Go over the listing below line by line and tally those containing "Time". Give only the tally.

--- Start of Entries supplied ---

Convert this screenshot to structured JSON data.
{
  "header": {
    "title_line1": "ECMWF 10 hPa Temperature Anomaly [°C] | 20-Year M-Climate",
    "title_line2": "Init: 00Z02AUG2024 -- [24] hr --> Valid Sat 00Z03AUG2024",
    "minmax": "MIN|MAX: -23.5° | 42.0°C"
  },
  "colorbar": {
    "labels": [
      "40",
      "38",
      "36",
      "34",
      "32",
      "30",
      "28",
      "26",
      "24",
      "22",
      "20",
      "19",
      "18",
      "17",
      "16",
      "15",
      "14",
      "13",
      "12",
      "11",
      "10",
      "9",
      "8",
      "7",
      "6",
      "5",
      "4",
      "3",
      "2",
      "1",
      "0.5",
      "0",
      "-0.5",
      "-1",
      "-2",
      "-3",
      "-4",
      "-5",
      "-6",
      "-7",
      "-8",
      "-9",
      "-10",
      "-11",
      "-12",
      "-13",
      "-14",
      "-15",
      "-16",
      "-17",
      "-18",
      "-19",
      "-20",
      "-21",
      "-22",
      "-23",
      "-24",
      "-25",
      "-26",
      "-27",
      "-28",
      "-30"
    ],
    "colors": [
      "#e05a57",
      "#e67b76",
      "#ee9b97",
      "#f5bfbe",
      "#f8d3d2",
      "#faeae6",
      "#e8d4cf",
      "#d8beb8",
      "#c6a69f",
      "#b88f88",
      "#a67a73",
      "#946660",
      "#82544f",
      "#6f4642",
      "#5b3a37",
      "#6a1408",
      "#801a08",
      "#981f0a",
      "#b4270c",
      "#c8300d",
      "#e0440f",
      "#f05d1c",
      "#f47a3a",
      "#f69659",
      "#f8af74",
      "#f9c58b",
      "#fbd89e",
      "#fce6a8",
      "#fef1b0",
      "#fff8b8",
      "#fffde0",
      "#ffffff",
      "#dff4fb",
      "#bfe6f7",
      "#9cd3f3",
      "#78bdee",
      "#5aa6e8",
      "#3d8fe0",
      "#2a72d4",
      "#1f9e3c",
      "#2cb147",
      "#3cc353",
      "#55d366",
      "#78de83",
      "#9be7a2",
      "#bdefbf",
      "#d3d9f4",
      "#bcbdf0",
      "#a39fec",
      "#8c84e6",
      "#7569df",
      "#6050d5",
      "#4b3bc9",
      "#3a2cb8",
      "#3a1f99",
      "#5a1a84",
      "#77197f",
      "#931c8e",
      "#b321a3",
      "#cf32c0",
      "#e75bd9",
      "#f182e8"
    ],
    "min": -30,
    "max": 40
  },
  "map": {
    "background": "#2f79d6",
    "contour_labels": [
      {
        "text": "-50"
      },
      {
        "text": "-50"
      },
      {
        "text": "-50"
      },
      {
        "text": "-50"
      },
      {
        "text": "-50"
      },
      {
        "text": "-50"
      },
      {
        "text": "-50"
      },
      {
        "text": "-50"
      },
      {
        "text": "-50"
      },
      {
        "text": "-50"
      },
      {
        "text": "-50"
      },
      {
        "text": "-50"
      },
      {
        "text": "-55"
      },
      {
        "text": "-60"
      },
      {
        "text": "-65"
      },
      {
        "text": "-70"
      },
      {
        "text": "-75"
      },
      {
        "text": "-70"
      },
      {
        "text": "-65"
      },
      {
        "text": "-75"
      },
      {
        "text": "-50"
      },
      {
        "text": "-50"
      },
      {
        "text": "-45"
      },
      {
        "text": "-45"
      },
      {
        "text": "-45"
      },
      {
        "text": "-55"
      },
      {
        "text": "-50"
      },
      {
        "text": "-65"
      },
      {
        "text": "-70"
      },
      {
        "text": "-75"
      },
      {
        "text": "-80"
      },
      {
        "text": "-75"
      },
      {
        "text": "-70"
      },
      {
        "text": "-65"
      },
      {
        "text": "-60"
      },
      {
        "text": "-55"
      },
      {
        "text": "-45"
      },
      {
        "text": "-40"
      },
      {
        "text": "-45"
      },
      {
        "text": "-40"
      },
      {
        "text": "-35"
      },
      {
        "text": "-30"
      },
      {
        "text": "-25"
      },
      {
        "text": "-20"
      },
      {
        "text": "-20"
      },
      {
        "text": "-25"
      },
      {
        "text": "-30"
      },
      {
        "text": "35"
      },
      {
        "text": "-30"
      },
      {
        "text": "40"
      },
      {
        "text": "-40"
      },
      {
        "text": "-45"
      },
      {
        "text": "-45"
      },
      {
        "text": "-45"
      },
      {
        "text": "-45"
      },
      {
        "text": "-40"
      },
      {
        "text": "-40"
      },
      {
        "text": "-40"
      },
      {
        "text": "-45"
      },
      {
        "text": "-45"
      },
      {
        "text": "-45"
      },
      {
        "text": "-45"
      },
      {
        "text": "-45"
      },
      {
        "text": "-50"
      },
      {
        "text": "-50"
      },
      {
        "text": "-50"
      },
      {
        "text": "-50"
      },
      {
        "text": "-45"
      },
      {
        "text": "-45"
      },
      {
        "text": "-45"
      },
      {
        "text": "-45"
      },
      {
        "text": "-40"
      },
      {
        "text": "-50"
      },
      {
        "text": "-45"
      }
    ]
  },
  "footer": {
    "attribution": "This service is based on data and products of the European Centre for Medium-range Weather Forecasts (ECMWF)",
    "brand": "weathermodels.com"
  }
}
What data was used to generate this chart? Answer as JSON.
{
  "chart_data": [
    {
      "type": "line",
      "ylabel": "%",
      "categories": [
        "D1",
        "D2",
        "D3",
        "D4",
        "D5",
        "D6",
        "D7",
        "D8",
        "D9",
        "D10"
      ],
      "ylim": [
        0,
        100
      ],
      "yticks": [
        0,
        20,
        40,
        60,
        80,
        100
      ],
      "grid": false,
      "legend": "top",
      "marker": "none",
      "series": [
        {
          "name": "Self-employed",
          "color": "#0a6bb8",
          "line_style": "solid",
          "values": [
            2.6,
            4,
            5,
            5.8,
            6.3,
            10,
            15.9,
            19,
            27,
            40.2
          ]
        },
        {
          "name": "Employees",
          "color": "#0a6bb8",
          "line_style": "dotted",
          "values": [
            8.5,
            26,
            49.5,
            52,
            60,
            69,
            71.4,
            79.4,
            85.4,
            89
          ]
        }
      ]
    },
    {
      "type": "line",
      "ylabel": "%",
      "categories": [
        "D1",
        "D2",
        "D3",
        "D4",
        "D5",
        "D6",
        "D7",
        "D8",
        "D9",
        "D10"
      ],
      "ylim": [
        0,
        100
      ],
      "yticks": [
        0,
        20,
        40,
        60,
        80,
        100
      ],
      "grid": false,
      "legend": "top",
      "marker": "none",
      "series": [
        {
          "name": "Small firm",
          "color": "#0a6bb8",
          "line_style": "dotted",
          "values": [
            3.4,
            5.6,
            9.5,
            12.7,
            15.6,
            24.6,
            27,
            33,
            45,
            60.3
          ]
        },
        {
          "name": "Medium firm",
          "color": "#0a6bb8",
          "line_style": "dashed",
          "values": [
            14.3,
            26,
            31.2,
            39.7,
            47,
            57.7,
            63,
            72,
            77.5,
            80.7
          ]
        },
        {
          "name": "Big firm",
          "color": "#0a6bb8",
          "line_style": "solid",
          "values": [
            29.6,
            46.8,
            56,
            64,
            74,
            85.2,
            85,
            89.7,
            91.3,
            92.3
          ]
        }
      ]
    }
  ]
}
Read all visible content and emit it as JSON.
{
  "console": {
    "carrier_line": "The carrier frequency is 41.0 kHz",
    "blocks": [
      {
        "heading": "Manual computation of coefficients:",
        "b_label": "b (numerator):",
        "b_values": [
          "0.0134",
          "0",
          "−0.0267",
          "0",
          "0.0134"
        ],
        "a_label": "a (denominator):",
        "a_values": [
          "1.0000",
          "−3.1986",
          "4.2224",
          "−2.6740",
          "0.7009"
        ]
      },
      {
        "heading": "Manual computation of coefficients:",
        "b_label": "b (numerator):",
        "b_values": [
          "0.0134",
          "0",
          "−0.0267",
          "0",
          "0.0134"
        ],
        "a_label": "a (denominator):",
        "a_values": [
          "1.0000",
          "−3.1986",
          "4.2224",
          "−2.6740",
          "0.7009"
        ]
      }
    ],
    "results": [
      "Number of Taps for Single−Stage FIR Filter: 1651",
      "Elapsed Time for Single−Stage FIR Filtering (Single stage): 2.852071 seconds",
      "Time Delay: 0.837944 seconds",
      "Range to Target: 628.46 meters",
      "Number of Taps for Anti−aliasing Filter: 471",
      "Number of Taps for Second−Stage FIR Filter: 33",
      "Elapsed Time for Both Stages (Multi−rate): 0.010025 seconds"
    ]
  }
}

--- End of Entries supplied ---

## Final answer
3